Goal: Exclude the pictures, then quote exactly the lines from the one holding "Decode this image" through the last line of the records.

* * * * *

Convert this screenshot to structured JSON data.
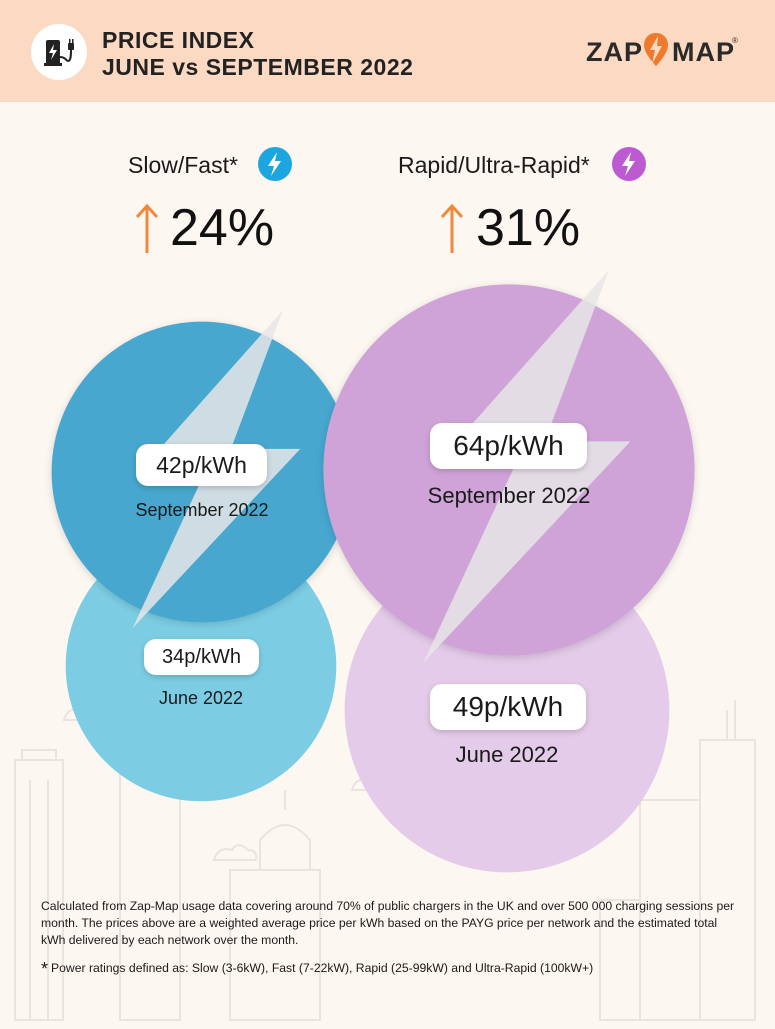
{
  "header": {
    "title_line1": "PRICE INDEX",
    "title_line2": "JUNE vs SEPTEMBER 2022",
    "logo_left": "ZAP",
    "logo_right": "MAP",
    "logo_reg": "®",
    "icon": "ev-charger-icon"
  },
  "colors": {
    "header_bg": "#fcd9c2",
    "slow_sep": "#46a7cf",
    "slow_jun": "#7ccde3",
    "rapid_sep": "#cfa3d8",
    "rapid_jun": "#e4cbe9",
    "arrow": "#f08a3a",
    "slow_icon": "#1ba6df",
    "rapid_icon": "#be5ad1"
  },
  "chart_data": {
    "type": "bubble",
    "groups": [
      {
        "name": "Slow/Fast*",
        "change": "24%",
        "points": [
          {
            "period": "September 2022",
            "value": 42,
            "label": "42p/kWh"
          },
          {
            "period": "June 2022",
            "value": 34,
            "label": "34p/kWh"
          }
        ]
      },
      {
        "name": "Rapid/Ultra-Rapid*",
        "change": "31%",
        "points": [
          {
            "period": "September 2022",
            "value": 64,
            "label": "64p/kWh"
          },
          {
            "period": "June 2022",
            "value": 49,
            "label": "49p/kWh"
          }
        ]
      }
    ]
  },
  "footnote": "Calculated from Zap-Map usage data covering around 70% of public chargers in the UK and over 500 000 charging sessions per month. The prices above are a weighted average price per kWh based on the PAYG price per network and the estimated total kWh delivered by each network over the month.",
  "footnote_star": "*",
  "footnote2": "Power ratings defined as: Slow (3-6kW), Fast (7-22kW), Rapid (25-99kW) and Ultra-Rapid (100kW+)"
}
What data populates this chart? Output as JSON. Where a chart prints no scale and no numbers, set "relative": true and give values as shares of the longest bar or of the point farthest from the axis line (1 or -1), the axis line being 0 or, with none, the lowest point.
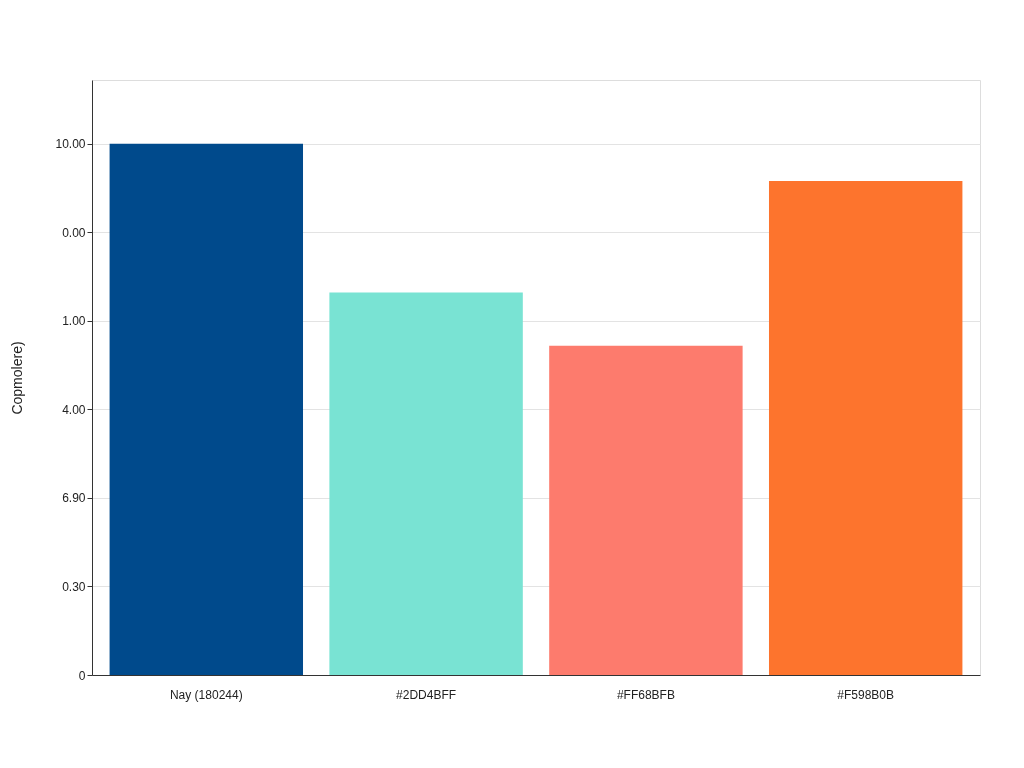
{
  "chart_data": {
    "type": "bar",
    "ylabel": "Copmolere)",
    "relative": true,
    "categories": [
      "Nay (180244)",
      "#2DD4BFF",
      "#FF68BFB",
      "#F598B0B"
    ],
    "values": [
      1,
      0.72,
      0.62,
      0.93
    ],
    "colors": [
      "#004a8c",
      "#79e3d3",
      "#fd7b6d",
      "#fd742d"
    ],
    "annotations": [
      "0",
      "0.30",
      "6.90",
      "4.00",
      "1.00",
      "0.00",
      "10.00"
    ],
    "grid": "y",
    "legend": false
  }
}
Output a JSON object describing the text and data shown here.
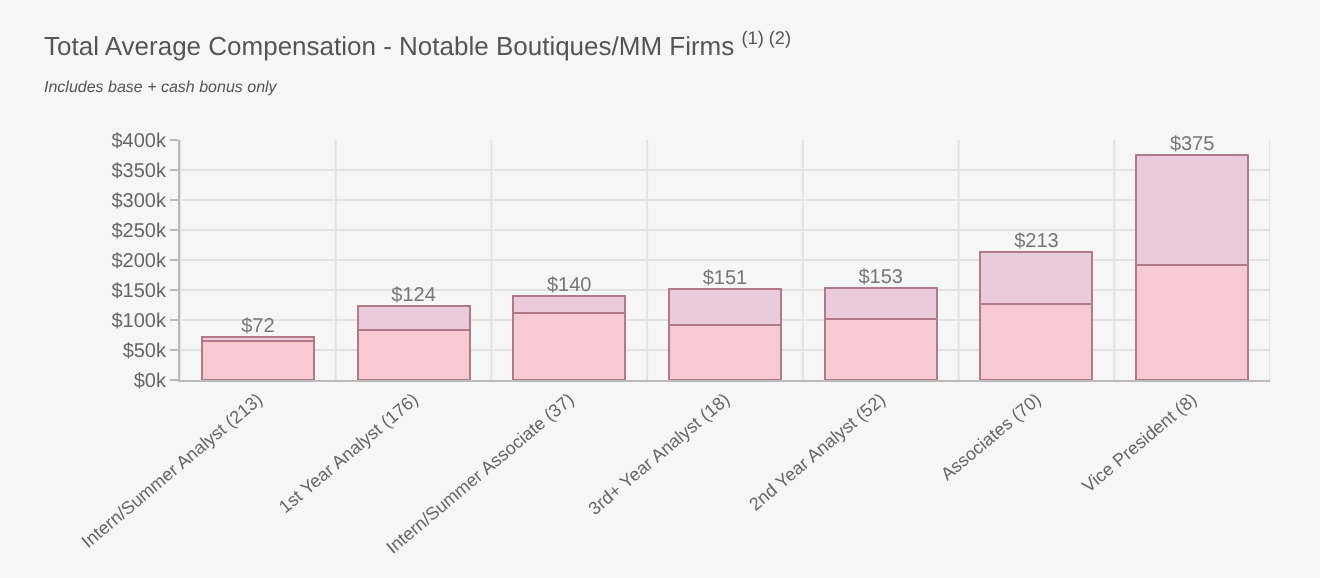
{
  "chart_data": {
    "type": "bar",
    "title": "Total Average Compensation - Notable Boutiques/MM Firms $^{(1) (2)}$",
    "subtitle": "Includes base + cash bonus only",
    "categories": [
      "Intern/Summer Analyst (213)",
      "1st Year Analyst (176)",
      "Intern/Summer Associate (37)",
      "3rd+ Year Analyst (18)",
      "2nd Year Analyst (52)",
      "Associates (70)",
      "Vice President (8)"
    ],
    "stacked": true,
    "series": [
      {
        "color": "#f6c9d3",
        "values": [
          65,
          83,
          112,
          92,
          101,
          126,
          192
        ]
      },
      {
        "color": "#e9cbdc",
        "values": [
          7,
          41,
          28,
          59,
          52,
          87,
          183
        ]
      }
    ],
    "totals": [
      "$72",
      "$124",
      "$140",
      "$151",
      "$153",
      "$213",
      "$375"
    ],
    "ylim": [
      0,
      400
    ],
    "yticks": [
      {
        "value": 0,
        "label": "$0k"
      },
      {
        "value": 50,
        "label": "$50k"
      },
      {
        "value": 100,
        "label": "$100k"
      },
      {
        "value": 150,
        "label": "$150k"
      },
      {
        "value": 200,
        "label": "$200k"
      },
      {
        "value": 250,
        "label": "$250k"
      },
      {
        "value": 300,
        "label": "$300k"
      },
      {
        "value": 350,
        "label": "$350k"
      },
      {
        "value": 400,
        "label": "$400k"
      }
    ],
    "grid": true
  }
}
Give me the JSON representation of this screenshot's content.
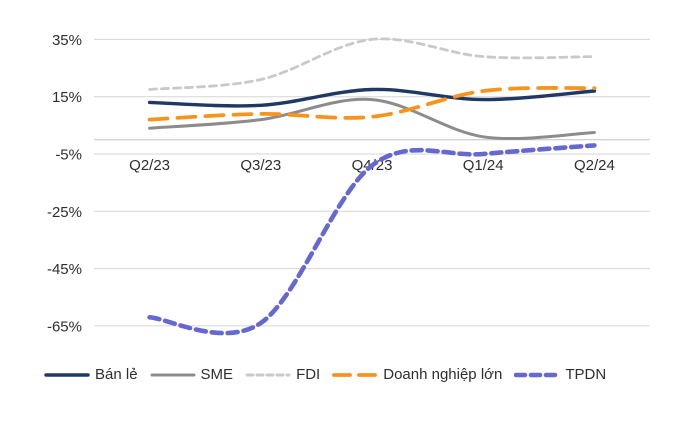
{
  "chart_data": {
    "type": "line",
    "title": "",
    "xlabel": "",
    "ylabel": "",
    "categories": [
      "Q2/23",
      "Q3/23",
      "Q4/23",
      "Q1/24",
      "Q2/24"
    ],
    "series": [
      {
        "name": "Bán lẻ",
        "values": [
          13,
          12,
          17.5,
          14,
          17
        ],
        "color": "#1f3864",
        "line_style": "solid",
        "dasharray": "",
        "width": 3.4,
        "legend_dash": ""
      },
      {
        "name": "SME",
        "values": [
          4,
          7,
          14,
          1,
          2.5
        ],
        "color": "#8c8c8c",
        "line_style": "solid",
        "dasharray": "",
        "width": 3.0,
        "legend_dash": ""
      },
      {
        "name": "FDI",
        "values": [
          17.5,
          21,
          35,
          29,
          29
        ],
        "color": "#c9c9c9",
        "line_style": "dashed",
        "dasharray": "7 5",
        "width": 2.8,
        "legend_dash": "6 4"
      },
      {
        "name": "Doanh nghiệp lớn",
        "values": [
          7,
          9,
          8,
          17,
          18
        ],
        "color": "#f7941e",
        "line_style": "dashed",
        "dasharray": "18 10",
        "width": 3.8,
        "legend_dash": "16 9"
      },
      {
        "name": "TPDN",
        "values": [
          -62,
          -64,
          -9,
          -5,
          -2
        ],
        "color": "#6568cf",
        "line_style": "dashed",
        "dasharray": "10 6",
        "width": 4.6,
        "legend_dash": "9 6"
      }
    ],
    "yticks": [
      35,
      15,
      -5,
      -25,
      -45,
      -65
    ],
    "ytick_labels": [
      "35%",
      "15%",
      "-5%",
      "-25%",
      "-45%",
      "-65%"
    ],
    "ylim": [
      -72,
      42
    ],
    "grid": true,
    "zero_axis_line": true,
    "smoothed_lines": true,
    "legend_position": "bottom",
    "colors": {
      "background": "#ffffff",
      "gridline": "#d6d6d6",
      "zero_axis": "#c2c2c2",
      "tick_text": "#2e2e2e"
    }
  }
}
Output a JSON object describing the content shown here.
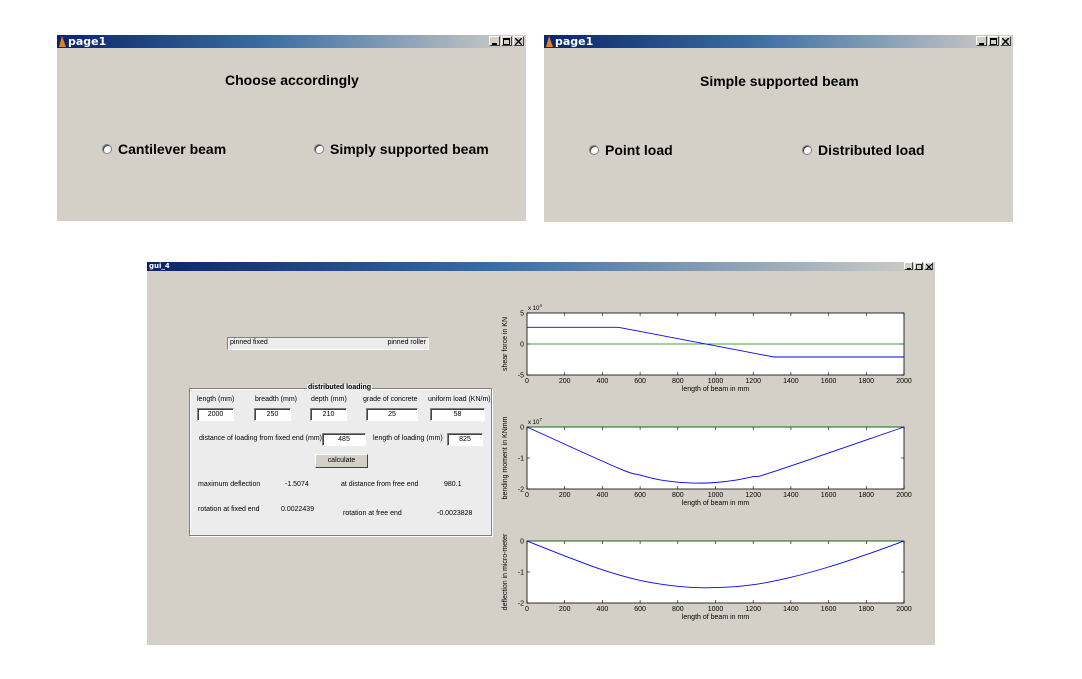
{
  "window1": {
    "title": "page1",
    "heading": "Choose accordingly",
    "options": [
      "Cantilever beam",
      "Simply supported beam"
    ]
  },
  "window2": {
    "title": "page1",
    "heading": "Simple supported beam",
    "options": [
      "Point load",
      "Distributed load"
    ]
  },
  "gui": {
    "title": "gui_4",
    "support_bar": {
      "left": "pinned fixed",
      "right": "pinned roller"
    },
    "panel_title": "distributed loading",
    "headers": [
      "length (mm)",
      "breadth (mm)",
      "depth (mm)",
      "grade of concrete",
      "uniform load (KN/m)"
    ],
    "values": [
      "2000",
      "250",
      "210",
      "25",
      "58"
    ],
    "dist_label": "distance of loading from fixed end (mm)",
    "dist_value": "485",
    "len_label": "length of loading (mm)",
    "len_value": "825",
    "calc_label": "calculate",
    "max_defl_label": "maximum deflection",
    "max_defl_value": "-1.5074",
    "at_dist_label": "at distance from free end",
    "at_dist_value": "980.1",
    "rot_fixed_label": "rotation at fixed end",
    "rot_fixed_value": "0.0022439",
    "rot_free_label": "rotation at free end",
    "rot_free_value": "-0.0023828"
  },
  "colors": {
    "curve": "#0000ff",
    "zero_line": "#008000"
  },
  "chart_data": [
    {
      "type": "line",
      "ylabel": "shear force in KN",
      "xlabel": "length of beam in mm",
      "exponent": "x 10",
      "exponent_power": "4",
      "xlim": [
        0,
        2000
      ],
      "ylim": [
        -5,
        5
      ],
      "xticks": [
        "0",
        "200",
        "400",
        "600",
        "800",
        "1000",
        "1200",
        "1400",
        "1600",
        "1800",
        "2000"
      ],
      "yticks": [
        "5",
        "0",
        "-5"
      ],
      "ytick_values": [
        5,
        0,
        -5
      ],
      "series": [
        {
          "x": [
            0,
            485,
            1310,
            2000
          ],
          "y": [
            2.7,
            2.7,
            -2.1,
            -2.1
          ]
        }
      ],
      "zero_line": true
    },
    {
      "type": "line",
      "ylabel": "bending moment in KNmm",
      "xlabel": "length of beam in mm",
      "exponent": "x 10",
      "exponent_power": "7",
      "xlim": [
        0,
        2000
      ],
      "ylim": [
        -2,
        0
      ],
      "xticks": [
        "0",
        "200",
        "400",
        "600",
        "800",
        "1000",
        "1200",
        "1400",
        "1600",
        "1800",
        "2000"
      ],
      "yticks": [
        "0",
        "-1",
        "-2"
      ],
      "ytick_values": [
        0,
        -1,
        -2
      ],
      "series": [
        {
          "x": [
            0,
            485,
            600,
            700,
            800,
            897,
            1000,
            1100,
            1200,
            1310,
            2000
          ],
          "y": [
            0,
            -1.33,
            -1.55,
            -1.7,
            -1.78,
            -1.81,
            -1.79,
            -1.72,
            -1.6,
            -1.44,
            0
          ]
        }
      ],
      "zero_line": true
    },
    {
      "type": "line",
      "ylabel": "deflection in micro-meter",
      "xlabel": "length of beam in mm",
      "xlim": [
        0,
        2000
      ],
      "ylim": [
        -2,
        0
      ],
      "xticks": [
        "0",
        "200",
        "400",
        "600",
        "800",
        "1000",
        "1200",
        "1400",
        "1600",
        "1800",
        "2000"
      ],
      "yticks": [
        "0",
        "-1",
        "-2"
      ],
      "ytick_values": [
        0,
        -1,
        -2
      ],
      "series": [
        {
          "x": [
            0,
            200,
            400,
            600,
            800,
            980,
            1200,
            1400,
            1600,
            1800,
            2000
          ],
          "y": [
            0,
            -0.48,
            -0.93,
            -1.27,
            -1.46,
            -1.5074,
            -1.41,
            -1.17,
            -0.84,
            -0.44,
            0
          ]
        }
      ],
      "zero_line": true
    }
  ]
}
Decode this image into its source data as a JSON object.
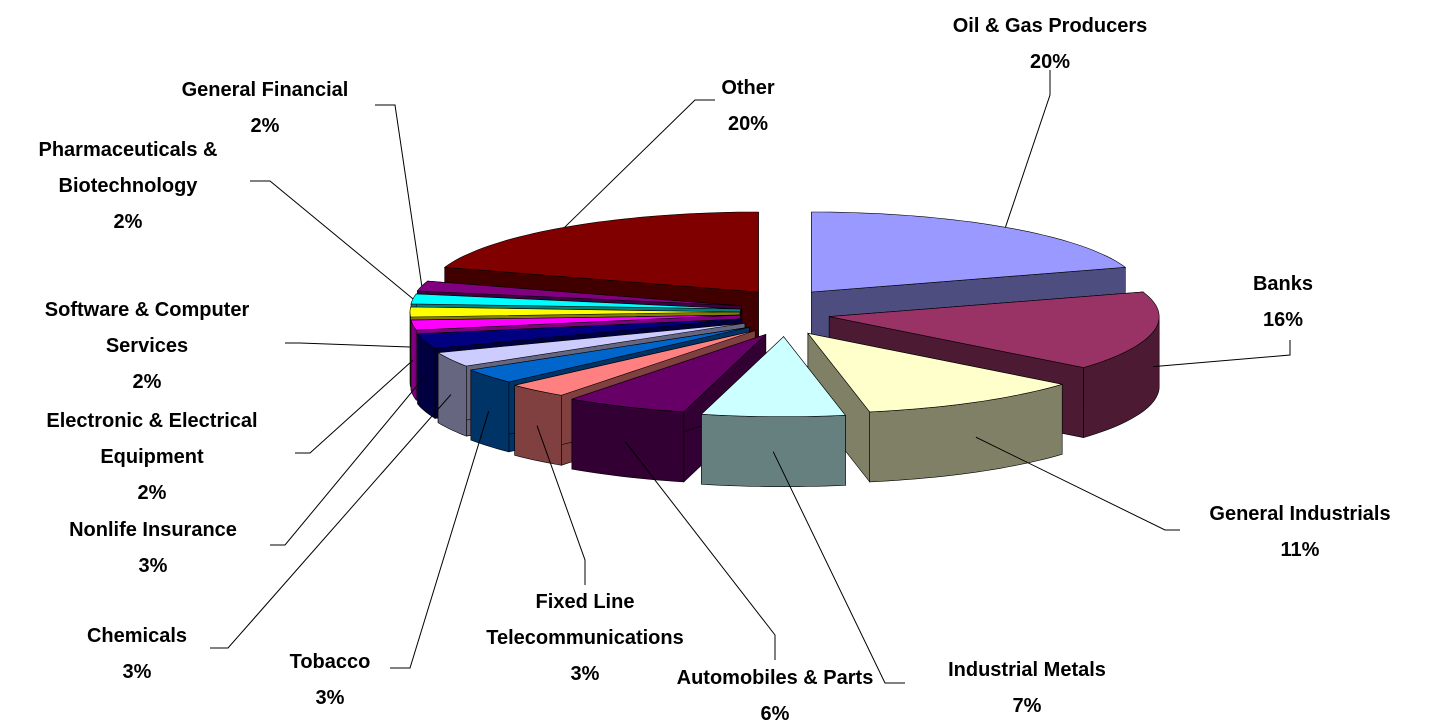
{
  "chart_data": {
    "type": "pie3d",
    "categories": [
      "Oil & Gas Producers",
      "Banks",
      "General Industrials",
      "Industrial Metals",
      "Automobiles & Parts",
      "Fixed Line Telecommunications",
      "Tobacco",
      "Chemicals",
      "Nonlife Insurance",
      "Electronic & Electrical Equipment",
      "Software & Computer Services",
      "Pharmaceuticals & Biotechnology",
      "General Financial",
      "Other"
    ],
    "values": [
      20,
      16,
      11,
      7,
      6,
      3,
      3,
      3,
      3,
      2,
      2,
      2,
      2,
      20
    ],
    "value_labels": [
      "20%",
      "16%",
      "11%",
      "7%",
      "6%",
      "3%",
      "3%",
      "3%",
      "3%",
      "2%",
      "2%",
      "2%",
      "2%",
      "20%"
    ],
    "colors": [
      "#9999ff",
      "#993366",
      "#ffffcc",
      "#ccffff",
      "#660066",
      "#ff8080",
      "#0066cc",
      "#ccccff",
      "#000080",
      "#ff00ff",
      "#ffff00",
      "#00ffff",
      "#800080",
      "#800000"
    ]
  }
}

* * * * *

Output for this exercise:
Decode this image into its source data as a JSON object.
{
  "chart_data": {
    "type": "pie3d",
    "categories": [
      "Oil & Gas Producers",
      "Banks",
      "General Industrials",
      "Industrial Metals",
      "Automobiles & Parts",
      "Fixed Line Telecommunications",
      "Tobacco",
      "Chemicals",
      "Nonlife Insurance",
      "Electronic & Electrical Equipment",
      "Software & Computer Services",
      "Pharmaceuticals & Biotechnology",
      "General Financial",
      "Other"
    ],
    "values": [
      20,
      16,
      11,
      7,
      6,
      3,
      3,
      3,
      3,
      2,
      2,
      2,
      2,
      20
    ],
    "value_labels": [
      "20%",
      "16%",
      "11%",
      "7%",
      "6%",
      "3%",
      "3%",
      "3%",
      "3%",
      "2%",
      "2%",
      "2%",
      "2%",
      "20%"
    ],
    "colors": [
      "#9999ff",
      "#993366",
      "#ffffcc",
      "#ccffff",
      "#660066",
      "#ff8080",
      "#0066cc",
      "#ccccff",
      "#000080",
      "#ff00ff",
      "#ffff00",
      "#00ffff",
      "#800080",
      "#800000"
    ]
  }
}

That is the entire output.